## WHAT TO PRODUCE
Check every line for the word "blood" and state how many lines have it. Reply with the number alone.

-- start RECORDS --

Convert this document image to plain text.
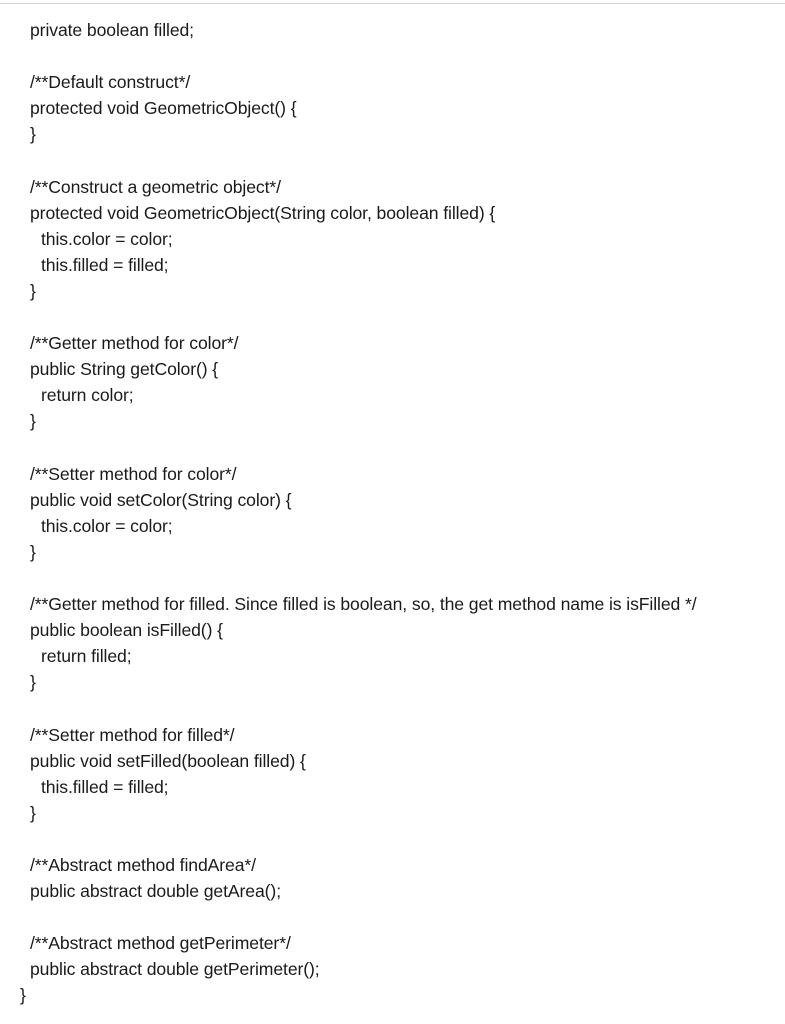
private boolean filled;
/**Default construct*/
protected void GeometricObject() {
}
/**Construct a geometric object*/
protected void GeometricObject(String color, boolean filled) {
this.color = color;
this.filled = filled;
}
/**Getter method for color*/
public String getColor() {
return color;
}
/**Setter method for color*/
public void setColor(String color) {
this.color = color;
}
/**Getter method for filled. Since filled is boolean, so, the get method name is isFilled */
public boolean isFilled() {
return filled;
}
/**Setter method for filled*/
public void setFilled(boolean filled) {
this.filled = filled;
}
/**Abstract method findArea*/
public abstract double getArea();
/**Abstract method getPerimeter*/
public abstract double getPerimeter();
}
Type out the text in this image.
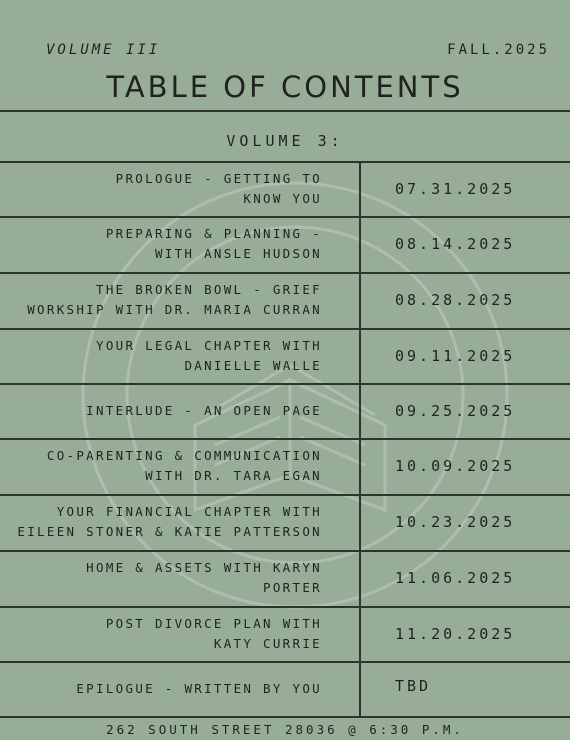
VOLUME III	FALL.2025
TABLE OF CONTENTS
VOLUME 3:
PROLOGUE - GETTING TO
KNOW YOU
07.31.2025
PREPARING & PLANNING -
WITH ANSLE HUDSON
08.14.2025
THE BROKEN BOWL - GRIEF
WORKSHIP WITH DR. MARIA CURRAN
08.28.2025
YOUR LEGAL CHAPTER WITH
DANIELLE WALLE
09.11.2025
INTERLUDE - AN OPEN PAGE	09.25.2025
CO-PARENTING & COMMUNICATION
WITH DR. TARA EGAN
10.09.2025
YOUR FINANCIAL CHAPTER WITH
EILEEN STONER & KATIE PATTERSON
10.23.2025
HOME & ASSETS WITH KARYN
PORTER
11.06.2025
POST DIVORCE PLAN WITH
KATY CURRIE
11.20.2025
EPILOGUE - WRITTEN BY YOU	TBD
262 SOUTH STREET 28036 @ 6:30 P.M.
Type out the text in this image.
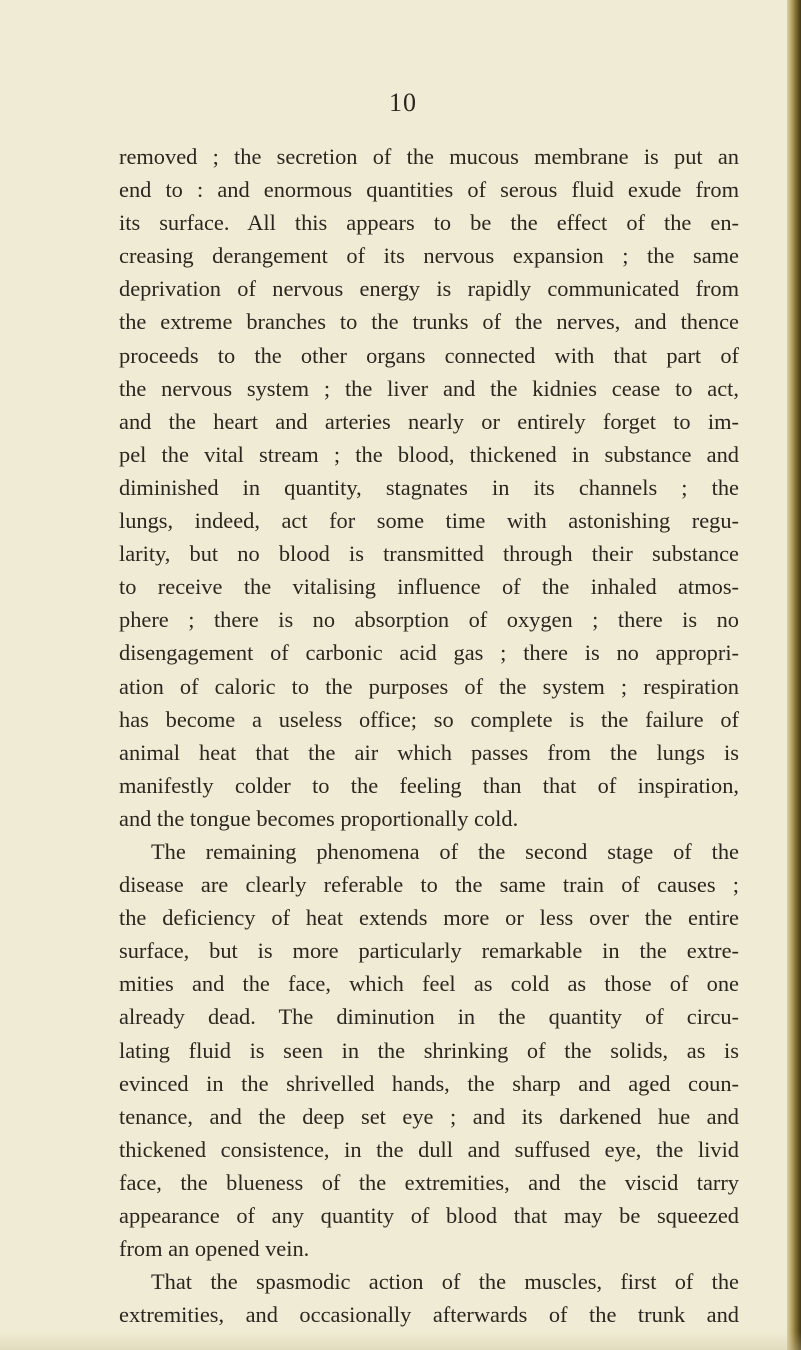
10
removed ; the secretion of the mucous membrane is put an
end to : and enormous quantities of serous fluid exude from
its surface. All this appears to be the effect of the en-
creasing derangement of its nervous expansion ; the same
deprivation of nervous energy is rapidly communicated from
the extreme branches to the trunks of the nerves, and thence
proceeds to the other organs connected with that part of
the nervous system ; the liver and the kidnies cease to act,
and the heart and arteries nearly or entirely forget to im-
pel the vital stream ; the blood, thickened in substance and
diminished in quantity, stagnates in its channels ; the
lungs, indeed, act for some time with astonishing regu-
larity, but no blood is transmitted through their substance
to receive the vitalising influence of the inhaled atmos-
phere ; there is no absorption of oxygen ; there is no
disengagement of carbonic acid gas ; there is no appropri-
ation of caloric to the purposes of the system ; respiration
has become a useless office; so complete is the failure of
animal heat that the air which passes from the lungs is
manifestly colder to the feeling than that of inspiration,
and the tongue becomes proportionally cold.
The remaining phenomena of the second stage of the
disease are clearly referable to the same train of causes ;
the deficiency of heat extends more or less over the entire
surface, but is more particularly remarkable in the extre-
mities and the face, which feel as cold as those of one
already dead. The diminution in the quantity of circu-
lating fluid is seen in the shrinking of the solids, as is
evinced in the shrivelled hands, the sharp and aged coun-
tenance, and the deep set eye ; and its darkened hue and
thickened consistence, in the dull and suffused eye, the livid
face, the blueness of the extremities, and the viscid tarry
appearance of any quantity of blood that may be squeezed
from an opened vein.
That the spasmodic action of the muscles, first of the
extremities, and occasionally afterwards of the trunk and
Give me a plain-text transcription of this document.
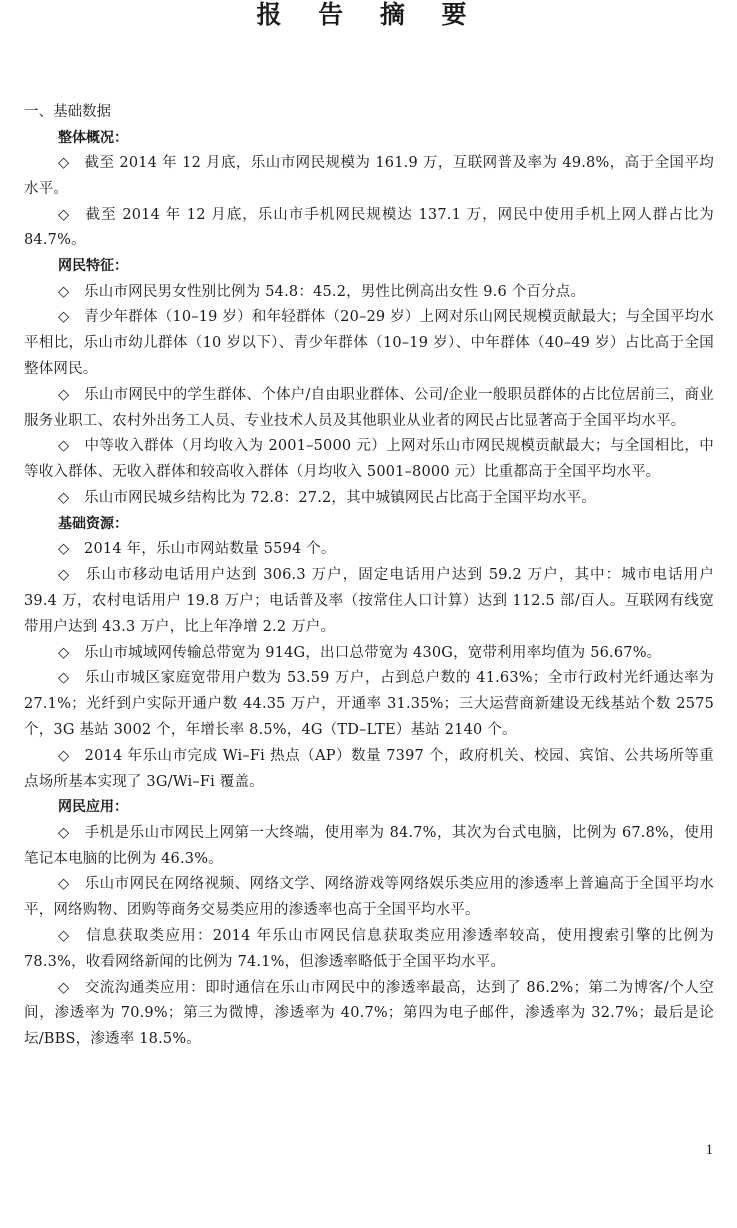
报 告 摘 要
一、基础数据
整体概况：

◇　截至 2014 年 12 月底，乐山市网民规模为 161.9 万，互联网普及率为 49.8%，高于全国平均水平。

◇　截至 2014 年 12 月底，乐山市手机网民规模达 137.1 万，网民中使用手机上网人群占比为 84.7%。

网民特征：

◇　乐山市网民男女性别比例为 54.8：45.2，男性比例高出女性 9.6 个百分点。

◇　青少年群体（10–19 岁）和年轻群体（20–29 岁）上网对乐山网民规模贡献最大；与全国平均水平相比，乐山市幼儿群体（10 岁以下）、青少年群体（10–19 岁）、中年群体（40–49 岁）占比高于全国整体网民。

◇　乐山市网民中的学生群体、个体户/自由职业群体、公司/企业一般职员群体的占比位居前三，商业服务业职工、农村外出务工人员、专业技术人员及其他职业从业者的网民占比显著高于全国平均水平。

◇　中等收入群体（月均收入为 2001–5000 元）上网对乐山市网民规模贡献最大；与全国相比，中等收入群体、无收入群体和较高收入群体（月均收入 5001–8000 元）比重都高于全国平均水平。

◇　乐山市网民城乡结构比为 72.8：27.2，其中城镇网民占比高于全国平均水平。

基础资源：

◇　2014 年，乐山市网站数量 5594 个。

◇　乐山市移动电话用户达到 306.3 万户，固定电话用户达到 59.2 万户，其中：城市电话用户 39.4 万，农村电话用户 19.8 万户；电话普及率（按常住人口计算）达到 112.5 部/百人。互联网有线宽带用户达到 43.3 万户，比上年净增 2.2 万户。

◇　乐山市城域网传输总带宽为 914G，出口总带宽为 430G，宽带利用率均值为 56.67%。

◇　乐山市城区家庭宽带用户数为 53.59 万户，占到总户数的 41.63%；全市行政村光纤通达率为 27.1%；光纤到户实际开通户数 44.35 万户，开通率 31.35%；三大运营商新建设无线基站个数 2575 个，3G 基站 3002 个，年增长率 8.5%，4G（TD–LTE）基站 2140 个。

◇　2014 年乐山市完成 Wi–Fi 热点（AP）数量 7397 个，政府机关、校园、宾馆、公共场所等重点场所基本实现了 3G/Wi–Fi 覆盖。

网民应用：

◇　手机是乐山市网民上网第一大终端，使用率为 84.7%，其次为台式电脑，比例为 67.8%，使用笔记本电脑的比例为 46.3%。

◇　乐山市网民在网络视频、网络文学、网络游戏等网络娱乐类应用的渗透率上普遍高于全国平均水平，网络购物、团购等商务交易类应用的渗透率也高于全国平均水平。

◇　信息获取类应用：2014 年乐山市网民信息获取类应用渗透率较高，使用搜索引擎的比例为 78.3%，收看网络新闻的比例为 74.1%，但渗透率略低于全国平均水平。

◇　交流沟通类应用：即时通信在乐山市网民中的渗透率最高，达到了 86.2%；第二为博客/个人空间，渗透率为 70.9%；第三为微博，渗透率为 40.7%；第四为电子邮件，渗透率为 32.7%；最后是论坛/BBS，渗透率 18.5%。

1
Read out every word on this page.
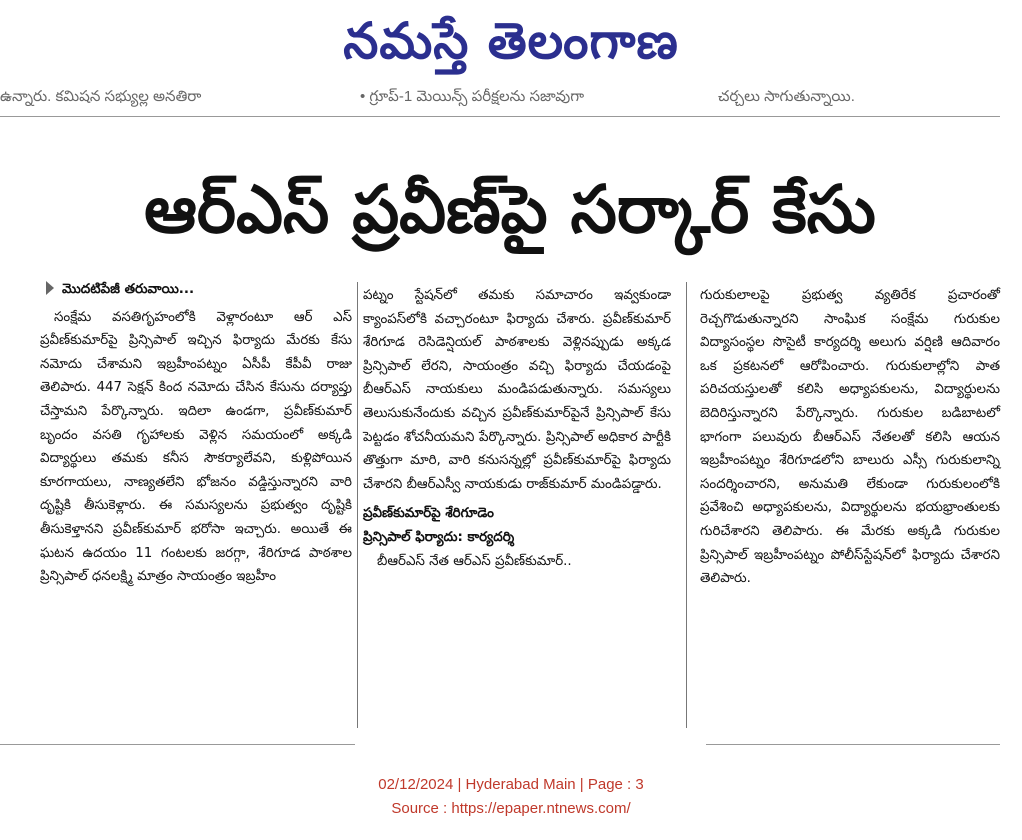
నమస్తే తెలంగాణ
ఉన్నారు. కమిషన సభ్యుల్ల అనతిరా	• గ్రూప్-1 మెయిన్స్ పరీక్షలను సజావుగా	చర్చలు సాగుతున్నాయి.
ఆర్ఎస్ ప్రవీణ్‌పై సర్కార్ కేసు
మొదటిపేజీ తరువాయి...

సంక్షేమ వసతిగృహంలోకి వెళ్లారంటూ ఆర్ ఎస్ ప్రవీణ్‌కుమార్‌పై ప్రిన్సిపాల్ ఇచ్చిన ఫిర్యాదు మేరకు కేసు నమోదు చేశామని ఇబ్రహీంపట్నం ఏసీపీ కేపీవీ రాజు తెలిపారు. 447 సెక్షన్ కింద నమోదు చేసిన కేసును దర్యాప్తు చేస్తామని పేర్కొన్నారు. ఇదిలా ఉండగా, ప్రవీణ్‌కుమార్ బృందం వసతి గృహాలకు వెళ్లిన సమయంలో అక్కడి విద్యార్థులు తమకు కనీస సౌకర్యాలేవని, కుళ్లిపోయిన కూరగాయలు, నాణ్యతలేని భోజనం వడ్డిస్తున్నారని వారి దృష్టికి తీసుకెళ్లారు. ఈ సమస్యలను ప్రభుత్వం దృష్టికి తీసుకెళ్తానని ప్రవీణ్‌కుమార్ భరోసా ఇచ్చారు. అయితే ఈ ఘటన ఉదయం 11 గంటలకు జరగ్గా, శేరిగూడ పాఠశాల ప్రిన్సిపాల్ ధనలక్ష్మి మాత్రం సాయంత్రం ఇబ్రహీం

పట్నం స్టేషన్‌లో తమకు సమాచారం ఇవ్వకుండా క్యాంపస్‌లోకి వచ్చారంటూ ఫిర్యాదు చేశారు. ప్రవీణ్‌కుమార్ శేరిగూడ రెసిడెన్షియల్ పాఠశాలకు వెళ్లినప్పుడు అక్కడ ప్రిన్సిపాల్ లేరని, సాయంత్రం వచ్చి ఫిర్యాదు చేయడంపై బీఆర్ఎస్ నాయకులు మండిపడుతున్నారు. సమస్యలు తెలుసుకునేందుకు వచ్చిన ప్రవీణ్‌కుమార్‌పైనే ప్రిన్సిపాల్ కేసు పెట్టడం శోచనీయమని పేర్కొన్నారు. ప్రిన్సిపాల్ అధికార పార్టీకి తొత్తుగా మారి, వారి కనుసన్నల్లో ప్రవీణ్‌కుమార్‌పై ఫిర్యాదు చేశారని బీఆర్ఎస్వీ నాయకుడు రాజ్‌కుమార్ మండిపడ్డారు.

ప్రవీణ్‌కుమార్‌పై శేరిగూడెం

ప్రిన్సిపాల్ ఫిర్యాదు: కార్యదర్శి

బీఆర్ఎస్ నేత ఆర్ఎస్ ప్రవీణ్‌కుమార్..

గురుకులాలపై ప్రభుత్వ వ్యతిరేక ప్రచారంతో రెచ్చగొడుతున్నారని సాంఘిక సంక్షేమ గురుకుల విద్యాసంస్థల సొసైటీ కార్యదర్శి అలుగు వర్షిణి ఆదివారం ఒక ప్రకటనలో ఆరోపించారు. గురుకులాల్లోని పాత పరిచయస్తులతో కలిసి అధ్యాపకులను, విద్యార్థులను బెదిరిస్తున్నారని పేర్కొన్నారు. గురుకుల బడిబాటలో భాగంగా పలువురు బీఆర్ఎస్ నేతలతో కలిసి ఆయన ఇబ్రహీంపట్నం శేరిగూడలోని బాలురు ఎస్సీ గురుకులాన్ని సందర్శించారని, అనుమతి లేకుండా గురుకులంలోకి ప్రవేశించి అధ్యాపకులను, విద్యార్థులను భయభ్రాంతులకు గురిచేశారని తెలిపారు. ఈ మేరకు అక్కడి గురుకుల ప్రిన్సిపాల్ ఇబ్రహీంపట్నం పోలీస్‌స్టేషన్‌లో ఫిర్యాదు చేశారని తెలిపారు.

02/12/2024 | Hyderabad Main | Page : 3
Source : https://epaper.ntnews.com/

-- end RECORDS --

## RESULT OF THIS TASK
3